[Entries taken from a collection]
★ ★ ★ ★ ★

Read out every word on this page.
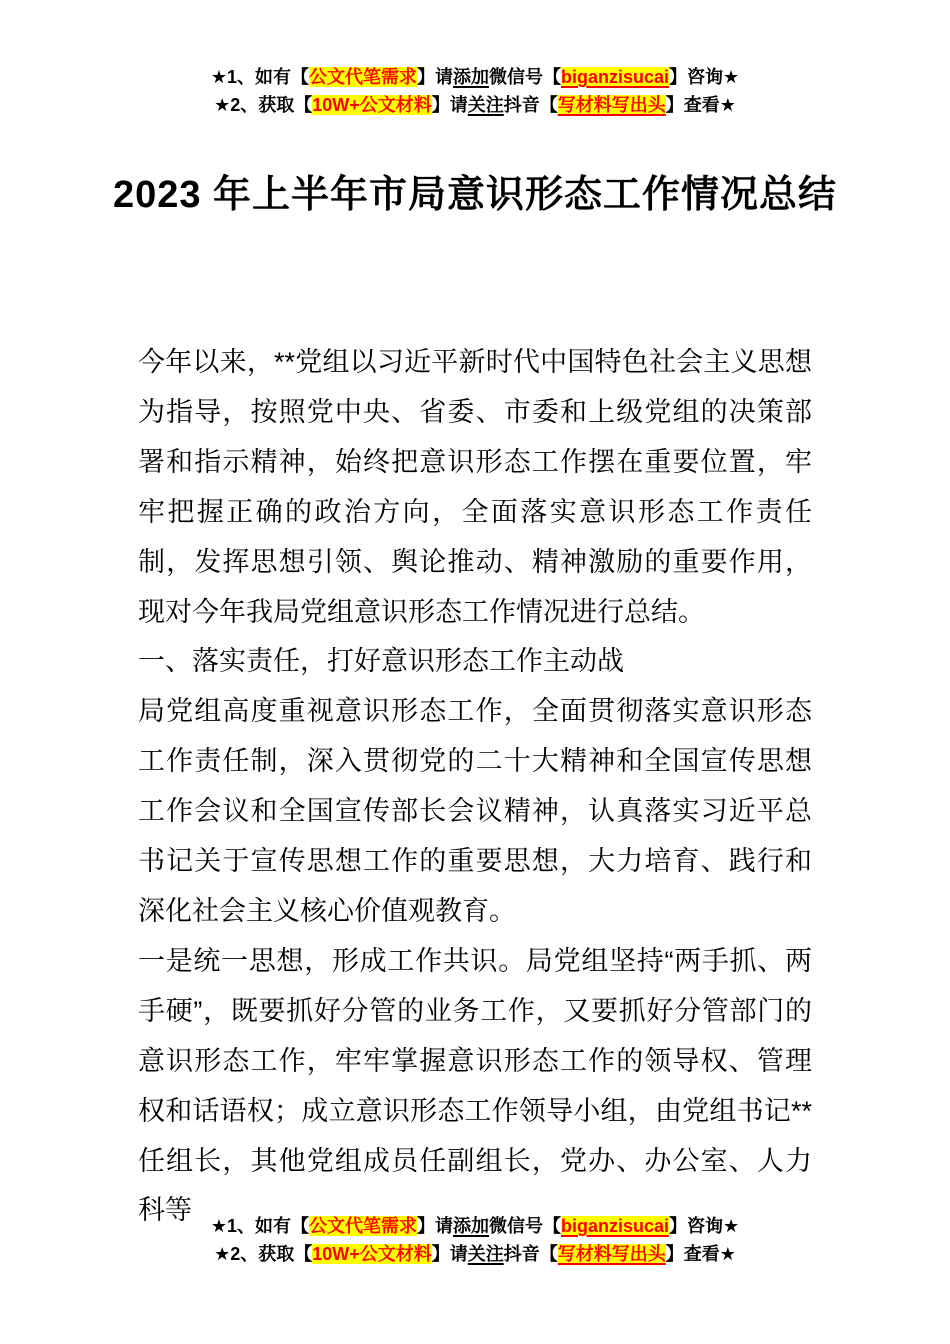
★1、如有【公文代笔需求】请添加微信号【biganzisucai】咨询★
★2、获取【10W+公文材料】请关注抖音【写材料写出头】查看★
2023 年上半年市局意识形态工作情况总结

今年以来，**党组以习近平新时代中国特色社会主义思想为指导，按照党中央、省委、市委和上级党组的决策部署和指示精神，始终把意识形态工作摆在重要位置，牢牢把握正确的政治方向，全面落实意识形态工作责任制，发挥思想引领、舆论推动、精神激励的重要作用，现对今年我局党组意识形态工作情况进行总结。

一、落实责任，打好意识形态工作主动战

局党组高度重视意识形态工作，全面贯彻落实意识形态工作责任制，深入贯彻党的二十大精神和全国宣传思想工作会议和全国宣传部长会议精神，认真落实习近平总书记关于宣传思想工作的重要思想，大力培育、践行和深化社会主义核心价值观教育。

一是统一思想，形成工作共识。局党组坚持“两手抓、两手硬”，既要抓好分管的业务工作，又要抓好分管部门的意识形态工作，牢牢掌握意识形态工作的领导权、管理权和话语权；成立意识形态工作领导小组，由党组书记**任组长，其他党组成员任副组长，党办、办公室、人力科等

★1、如有【公文代笔需求】请添加微信号【biganzisucai】咨询★
★2、获取【10W+公文材料】请关注抖音【写材料写出头】查看★
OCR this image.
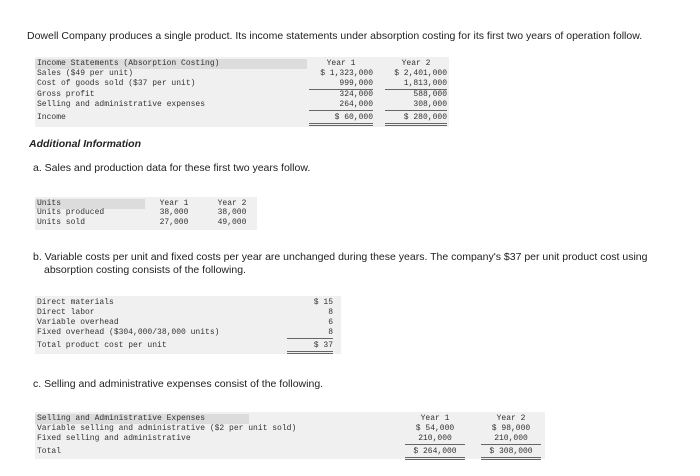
Dowell Company produces a single product. Its income statements under absorption costing for its first two years of operation follow.
Income Statements (Absorption Costing)	Year 1	Year 2
Sales ($49 per unit)	$ 1,323,000	$ 2,401,000
Cost of goods sold ($37 per unit)	999,000	1,813,000
Gross profit	324,000	588,000
Selling and administrative expenses	264,000	308,000
Income	$ 60,000	$ 280,000
Additional Information
a. Sales and production data for these first two years follow.
Units	Year 1	Year 2
Units produced	38,000	38,000
Units sold	27,000	49,000
b. Variable costs per unit and fixed costs per year are unchanged during these years. The company's $37 per unit product cost using
absorption costing consists of the following.
Direct materials	$ 15
Direct labor	8
Variable overhead	6
Fixed overhead ($304,000/38,000 units)	8
Total product cost per unit	$ 37
c. Selling and administrative expenses consist of the following.
Selling and Administrative Expenses	Year 1	Year 2
Variable selling and administrative ($2 per unit sold)	$ 54,000	$ 98,000
Fixed selling and administrative	210,000	210,000
Total	$ 264,000	$ 308,000
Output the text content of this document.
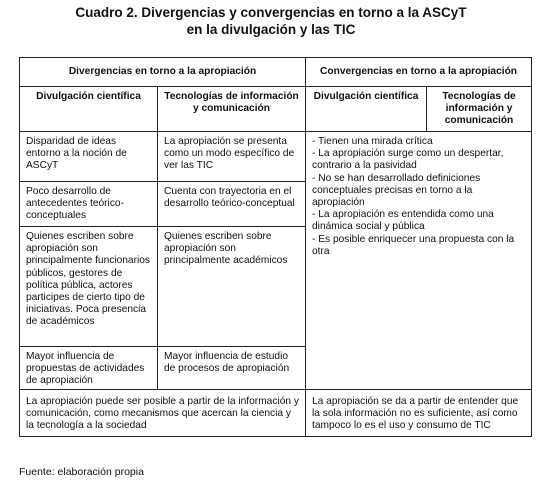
Cuadro 2. Divergencias y convergencias en torno a la ASCyT
en la divulgación y las TIC
Divergencias en torno a la apropiación		Convergencias en torno a la apropiación	
Divulgación científica	Tecnologías de información y comunicación	Divulgación científica	Tecnologías de información y comunicación
Disparidad de ideas entorno a la noción de ASCyT	La apropiación se presenta como un modo específico de ver las TIC	- Tienen una mirada crítica
- La apropiación surge como un despertar, contrario a la pasividad
- No se han desarrollado definiciones conceptuales precisas en torno a la apropiación
- La apropiación es entendida como una dinámica social y pública
- Es posible enriquecer una propuesta con la otra	

Poco desarrollo de antecedentes teórico-conceptuales	Cuenta con trayectoria en el desarrollo teórico-conceptual		
Quienes escriben sobre apropiación son principalmente funcionarios públicos, gestores de política pública, actores participes de cierto tipo de iniciativas. Poca presencia de académicos	Quienes escriben sobre apropiación son principalmente académicos		
Mayor influencia de propuestas de actividades de apropiación	Mayor influencia de estudio de procesos de apropiación		
La apropiación puede ser posible a partir de la información y comunicación, como mecanismos que acercan la ciencia y la tecnología a la sociedad		La apropiación se da a partir de entender que la sola información no es suficiente, así como tampoco lo es el uso y consumo de TIC	
Fuente: elaboración propia
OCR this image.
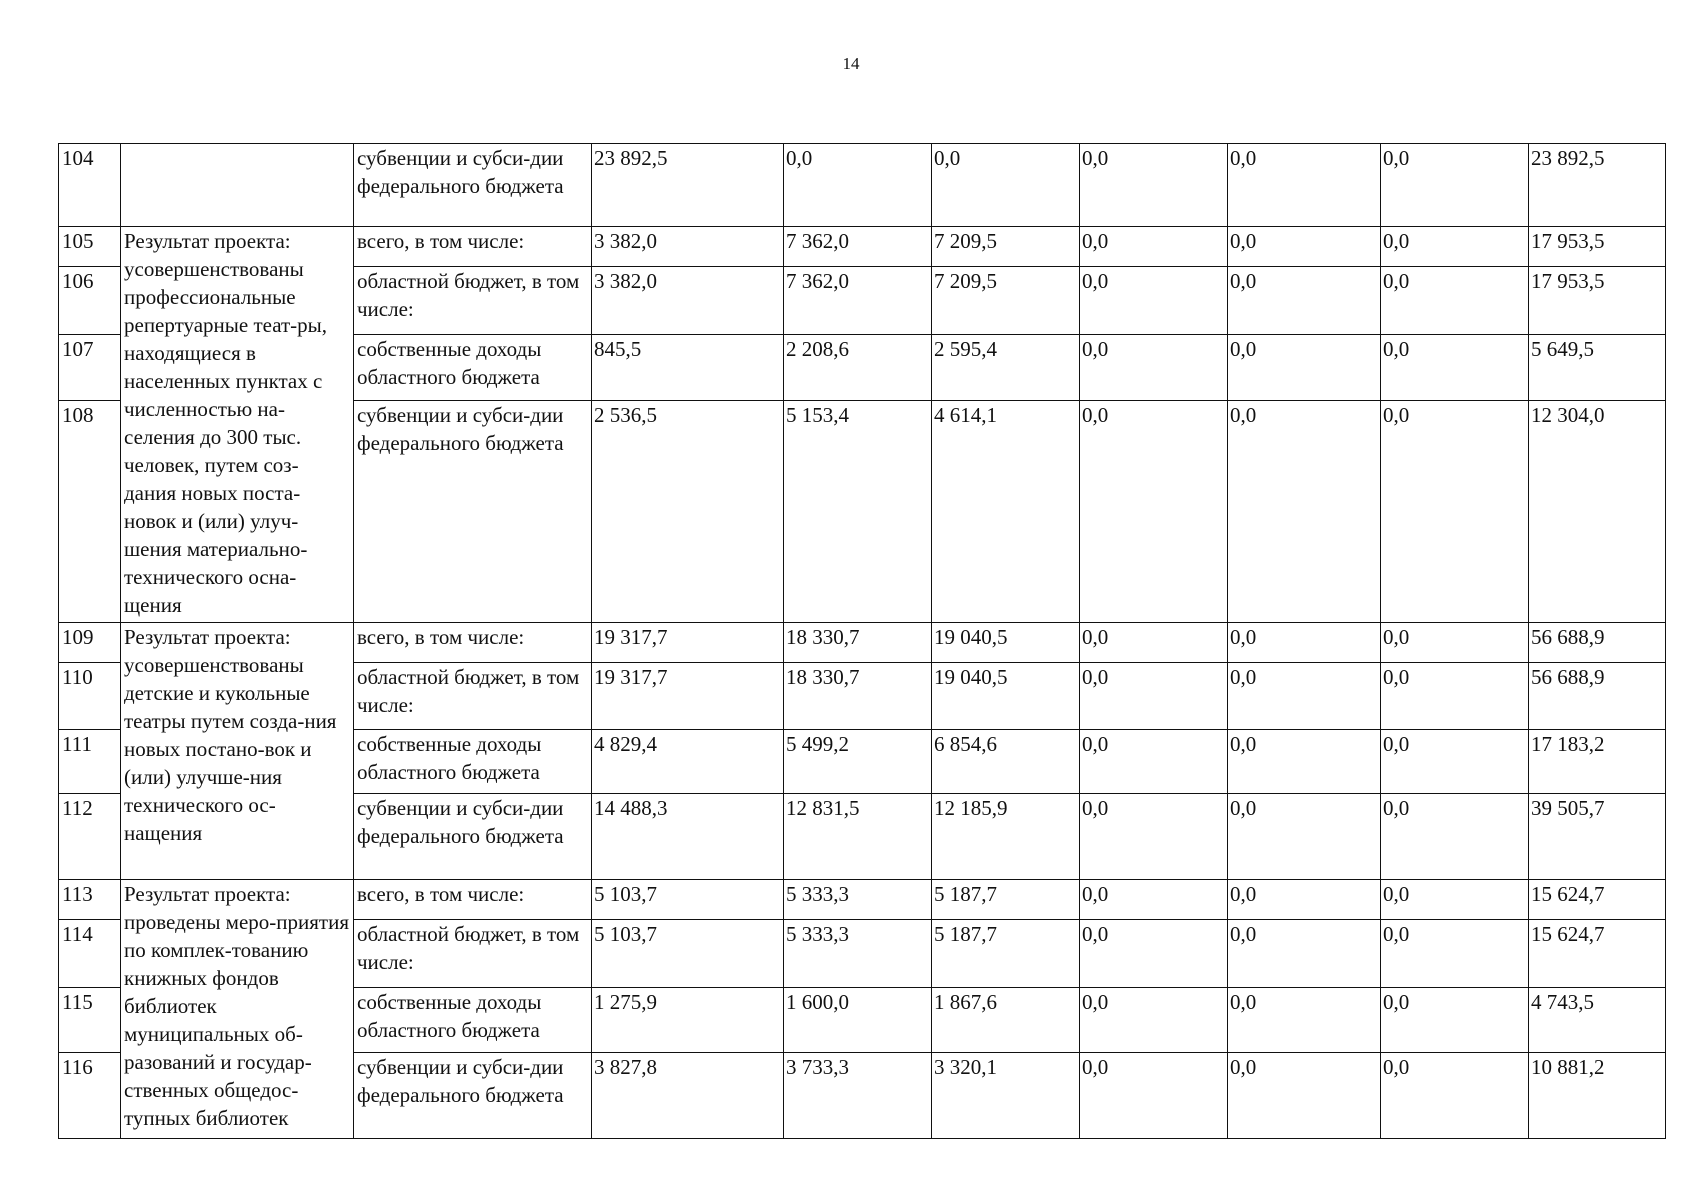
14
104		субвенции и субси-дии федерального бюджета	23 892,5	0,0	0,0	0,0	0,0	0,0	23 892,5
105	Результат проекта: усовершенствованы профессиональные репертуарные теат-ры, находящиеся в населенных пунктах с численностью на-селения до 300 тыс. человек, путем соз-дания новых поста-новок и (или) улуч-шения материально-технического осна-щения	всего, в том числе:	3 382,0	7 362,0	7 209,5	0,0	0,0	0,0	17 953,5
106		областной бюджет, в том числе:	3 382,0	7 362,0	7 209,5	0,0	0,0	0,0	17 953,5
107		собственные доходы областного бюджета	845,5	2 208,6	2 595,4	0,0	0,0	0,0	5 649,5
108		субвенции и субси-дии федерального бюджета	2 536,5	5 153,4	4 614,1	0,0	0,0	0,0	12 304,0
109	Результат проекта: усовершенствованы детские и кукольные театры путем созда-ния новых постано-вок и (или) улучше-ния технического ос-нащения	всего, в том числе:	19 317,7	18 330,7	19 040,5	0,0	0,0	0,0	56 688,9
110		областной бюджет, в том числе:	19 317,7	18 330,7	19 040,5	0,0	0,0	0,0	56 688,9
111		собственные доходы областного бюджета	4 829,4	5 499,2	6 854,6	0,0	0,0	0,0	17 183,2
112		субвенции и субси-дии федерального бюджета	14 488,3	12 831,5	12 185,9	0,0	0,0	0,0	39 505,7
113	Результат проекта: проведены меро-приятия по комплек-тованию книжных фондов библиотек муниципальных об-разований и государ-ственных общедос-тупных библиотек	всего, в том числе:	5 103,7	5 333,3	5 187,7	0,0	0,0	0,0	15 624,7
114		областной бюджет, в том числе:	5 103,7	5 333,3	5 187,7	0,0	0,0	0,0	15 624,7
115		собственные доходы областного бюджета	1 275,9	1 600,0	1 867,6	0,0	0,0	0,0	4 743,5
116		субвенции и субси-дии федерального бюджета	3 827,8	3 733,3	3 320,1	0,0	0,0	0,0	10 881,2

★ ★ ★ ★ ★

**WORK TO BE COMPLETED**. Return to the listing above and set it down exactly, leaving out its pictures.

**OUTPUT FOR THIS TASK**.
Read out every word on this page.
★1、如有【公文代笔需求】请添加微信号【biganzisucai】咨询★
★2、获取【10W+公文材料】请关注抖音【写材料写出头】查看★
2023 年上半年市局意识形态工作情况总结

今年以来，**党组以习近平新时代中国特色社会主义思想为指导，按照党中央、省委、市委和上级党组的决策部署和指示精神，始终把意识形态工作摆在重要位置，牢牢把握正确的政治方向，全面落实意识形态工作责任制，发挥思想引领、舆论推动、精神激励的重要作用，现对今年我局党组意识形态工作情况进行总结。

一、落实责任，打好意识形态工作主动战

局党组高度重视意识形态工作，全面贯彻落实意识形态工作责任制，深入贯彻党的二十大精神和全国宣传思想工作会议和全国宣传部长会议精神，认真落实习近平总书记关于宣传思想工作的重要思想，大力培育、践行和深化社会主义核心价值观教育。

一是统一思想，形成工作共识。局党组坚持“两手抓、两手硬”，既要抓好分管的业务工作，又要抓好分管部门的意识形态工作，牢牢掌握意识形态工作的领导权、管理权和话语权；成立意识形态工作领导小组，由党组书记**任组长，其他党组成员任副组长，党办、办公室、人力科等

★1、如有【公文代笔需求】请添加微信号【biganzisucai】咨询★
★2、获取【10W+公文材料】请关注抖音【写材料写出头】查看★
OCR this image.
Dowell Company produces a single product. Its income statements under absorption costing for its first two years of operation follow.
Income Statements (Absorption Costing)	Year 1	Year 2
Sales ($49 per unit)	$ 1,323,000	$ 2,401,000
Cost of goods sold ($37 per unit)	999,000	1,813,000
Gross profit	324,000	588,000
Selling and administrative expenses	264,000	308,000
Income	$ 60,000	$ 280,000
Additional Information
a. Sales and production data for these first two years follow.
Units	Year 1	Year 2
Units produced	38,000	38,000
Units sold	27,000	49,000
b. Variable costs per unit and fixed costs per year are unchanged during these years. The company's $37 per unit product cost using
absorption costing consists of the following.
Direct materials	$ 15
Direct labor	8
Variable overhead	6
Fixed overhead ($304,000/38,000 units)	8
Total product cost per unit	$ 37
c. Selling and administrative expenses consist of the following.
Selling and Administrative Expenses	Year 1	Year 2
Variable selling and administrative ($2 per unit sold)	$ 54,000	$ 98,000
Fixed selling and administrative	210,000	210,000
Total	$ 264,000	$ 308,000
Output the text content of this document.
Cuadro 2. Divergencias y convergencias en torno a la ASCyT
en la divulgación y las TIC
Divergencias en torno a la apropiación		Convergencias en torno a la apropiación	
Divulgación científica	Tecnologías de información y comunicación	Divulgación científica	Tecnologías de información y comunicación
Disparidad de ideas entorno a la noción de ASCyT	La apropiación se presenta como un modo específico de ver las TIC	- Tienen una mirada crítica
- La apropiación surge como un despertar, contrario a la pasividad
- No se han desarrollado definiciones conceptuales precisas en torno a la apropiación
- La apropiación es entendida como una dinámica social y pública
- Es posible enriquecer una propuesta con la otra	

Poco desarrollo de antecedentes teórico-conceptuales	Cuenta con trayectoria en el desarrollo teórico-conceptual		
Quienes escriben sobre apropiación son principalmente funcionarios públicos, gestores de política pública, actores participes de cierto tipo de iniciativas. Poca presencia de académicos	Quienes escriben sobre apropiación son principalmente académicos		
Mayor influencia de propuestas de actividades de apropiación	Mayor influencia de estudio de procesos de apropiación		
La apropiación puede ser posible a partir de la información y comunicación, como mecanismos que acercan la ciencia y la tecnología a la sociedad		La apropiación se da a partir de entender que la sola información no es suficiente, así como tampoco lo es el uso y consumo de TIC	
Fuente: elaboración propia
OCR this image.
14
104		субвенции и субси-дии федерального бюджета	23 892,5	0,0	0,0	0,0	0,0	0,0	23 892,5
105	Результат проекта: усовершенствованы профессиональные репертуарные теат-ры, находящиеся в населенных пунктах с численностью на-селения до 300 тыс. человек, путем соз-дания новых поста-новок и (или) улуч-шения материально-технического осна-щения	всего, в том числе:	3 382,0	7 362,0	7 209,5	0,0	0,0	0,0	17 953,5
106		областной бюджет, в том числе:	3 382,0	7 362,0	7 209,5	0,0	0,0	0,0	17 953,5
107		собственные доходы областного бюджета	845,5	2 208,6	2 595,4	0,0	0,0	0,0	5 649,5
108		субвенции и субси-дии федерального бюджета	2 536,5	5 153,4	4 614,1	0,0	0,0	0,0	12 304,0
109	Результат проекта: усовершенствованы детские и кукольные театры путем созда-ния новых постано-вок и (или) улучше-ния технического ос-нащения	всего, в том числе:	19 317,7	18 330,7	19 040,5	0,0	0,0	0,0	56 688,9
110		областной бюджет, в том числе:	19 317,7	18 330,7	19 040,5	0,0	0,0	0,0	56 688,9
111		собственные доходы областного бюджета	4 829,4	5 499,2	6 854,6	0,0	0,0	0,0	17 183,2
112		субвенции и субси-дии федерального бюджета	14 488,3	12 831,5	12 185,9	0,0	0,0	0,0	39 505,7
113	Результат проекта: проведены меро-приятия по комплек-тованию книжных фондов библиотек муниципальных об-разований и государ-ственных общедос-тупных библиотек	всего, в том числе:	5 103,7	5 333,3	5 187,7	0,0	0,0	0,0	15 624,7
114		областной бюджет, в том числе:	5 103,7	5 333,3	5 187,7	0,0	0,0	0,0	15 624,7
115		собственные доходы областного бюджета	1 275,9	1 600,0	1 867,6	0,0	0,0	0,0	4 743,5
116		субвенции и субси-дии федерального бюджета	3 827,8	3 733,3	3 320,1	0,0	0,0	0,0	10 881,2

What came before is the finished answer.